# START OF Extracted entries
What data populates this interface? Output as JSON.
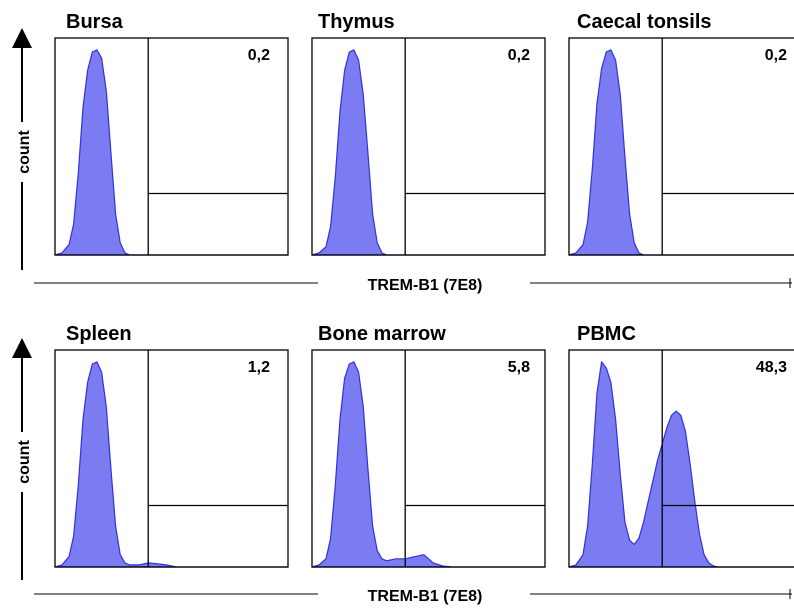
{
  "chart_data": {
    "type": "area",
    "x_label": "TREM-B1 (7E8)",
    "y_label": "count",
    "rows": [
      [
        {
          "title": "Bursa",
          "percent_label": "0,2",
          "x": [
            0,
            0.03,
            0.06,
            0.08,
            0.1,
            0.12,
            0.14,
            0.16,
            0.18,
            0.2,
            0.22,
            0.24,
            0.26,
            0.28,
            0.3,
            0.32,
            0.36,
            0.4,
            0.5,
            0.6,
            0.8,
            1.0
          ],
          "y": [
            0,
            0.01,
            0.05,
            0.15,
            0.4,
            0.72,
            0.9,
            0.99,
            1.0,
            0.96,
            0.8,
            0.5,
            0.2,
            0.06,
            0.01,
            0,
            0,
            0,
            0,
            0,
            0,
            0
          ]
        },
        {
          "title": "Thymus",
          "percent_label": "0,2",
          "x": [
            0,
            0.03,
            0.06,
            0.08,
            0.1,
            0.12,
            0.14,
            0.16,
            0.18,
            0.2,
            0.22,
            0.24,
            0.26,
            0.28,
            0.3,
            0.32,
            0.36,
            0.4,
            0.5,
            0.6,
            0.8,
            1.0
          ],
          "y": [
            0,
            0.01,
            0.04,
            0.14,
            0.38,
            0.7,
            0.9,
            0.99,
            1.0,
            0.95,
            0.78,
            0.5,
            0.2,
            0.06,
            0.01,
            0,
            0,
            0,
            0,
            0,
            0,
            0
          ]
        },
        {
          "title": "Caecal tonsils",
          "percent_label": "0,2",
          "x": [
            0,
            0.03,
            0.06,
            0.08,
            0.1,
            0.12,
            0.14,
            0.16,
            0.18,
            0.2,
            0.22,
            0.24,
            0.26,
            0.28,
            0.3,
            0.32,
            0.36,
            0.4,
            0.5,
            0.6,
            0.8,
            1.0
          ],
          "y": [
            0,
            0.01,
            0.05,
            0.16,
            0.42,
            0.74,
            0.91,
            0.99,
            1.0,
            0.95,
            0.78,
            0.48,
            0.2,
            0.06,
            0.01,
            0,
            0,
            0,
            0,
            0,
            0,
            0
          ]
        }
      ],
      [
        {
          "title": "Spleen",
          "percent_label": "1,2",
          "x": [
            0,
            0.03,
            0.06,
            0.08,
            0.1,
            0.12,
            0.14,
            0.16,
            0.18,
            0.2,
            0.22,
            0.24,
            0.26,
            0.28,
            0.3,
            0.32,
            0.36,
            0.4,
            0.44,
            0.48,
            0.52,
            0.6,
            0.8,
            1.0
          ],
          "y": [
            0,
            0.01,
            0.05,
            0.15,
            0.4,
            0.72,
            0.9,
            0.99,
            1.0,
            0.95,
            0.78,
            0.48,
            0.2,
            0.06,
            0.02,
            0.01,
            0.01,
            0.02,
            0.015,
            0.01,
            0,
            0,
            0,
            0
          ]
        },
        {
          "title": "Bone marrow",
          "percent_label": "5,8",
          "x": [
            0,
            0.03,
            0.06,
            0.08,
            0.1,
            0.12,
            0.14,
            0.16,
            0.18,
            0.2,
            0.22,
            0.24,
            0.26,
            0.28,
            0.3,
            0.32,
            0.36,
            0.4,
            0.44,
            0.48,
            0.5,
            0.52,
            0.56,
            0.6,
            0.8,
            1.0
          ],
          "y": [
            0,
            0.01,
            0.04,
            0.14,
            0.4,
            0.72,
            0.92,
            0.99,
            1.0,
            0.95,
            0.78,
            0.48,
            0.2,
            0.08,
            0.04,
            0.03,
            0.04,
            0.04,
            0.05,
            0.06,
            0.04,
            0.02,
            0.005,
            0,
            0,
            0
          ]
        },
        {
          "title": "PBMC",
          "percent_label": "48,3",
          "x": [
            0,
            0.03,
            0.06,
            0.08,
            0.1,
            0.12,
            0.14,
            0.16,
            0.18,
            0.2,
            0.22,
            0.24,
            0.26,
            0.28,
            0.3,
            0.32,
            0.34,
            0.36,
            0.38,
            0.4,
            0.42,
            0.44,
            0.46,
            0.48,
            0.5,
            0.52,
            0.54,
            0.56,
            0.58,
            0.6,
            0.62,
            0.64,
            0.66,
            0.7,
            0.8,
            1.0
          ],
          "y": [
            0,
            0.01,
            0.06,
            0.2,
            0.5,
            0.85,
            1.0,
            0.97,
            0.9,
            0.72,
            0.45,
            0.22,
            0.13,
            0.11,
            0.14,
            0.22,
            0.32,
            0.42,
            0.52,
            0.6,
            0.68,
            0.74,
            0.76,
            0.74,
            0.66,
            0.5,
            0.32,
            0.16,
            0.06,
            0.02,
            0.005,
            0,
            0,
            0,
            0,
            0
          ]
        }
      ]
    ],
    "gate": {
      "x_start": 0.4,
      "x_end": 1.0,
      "level": 0.3
    },
    "fill_color": "#7b7bf2",
    "edge_color": "#3232d8"
  }
}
# END OF Extracted entries
◆ What you should do
Report how many lines of the entries hold the word "title". Nothing else is needed.

◆ Worked solution
6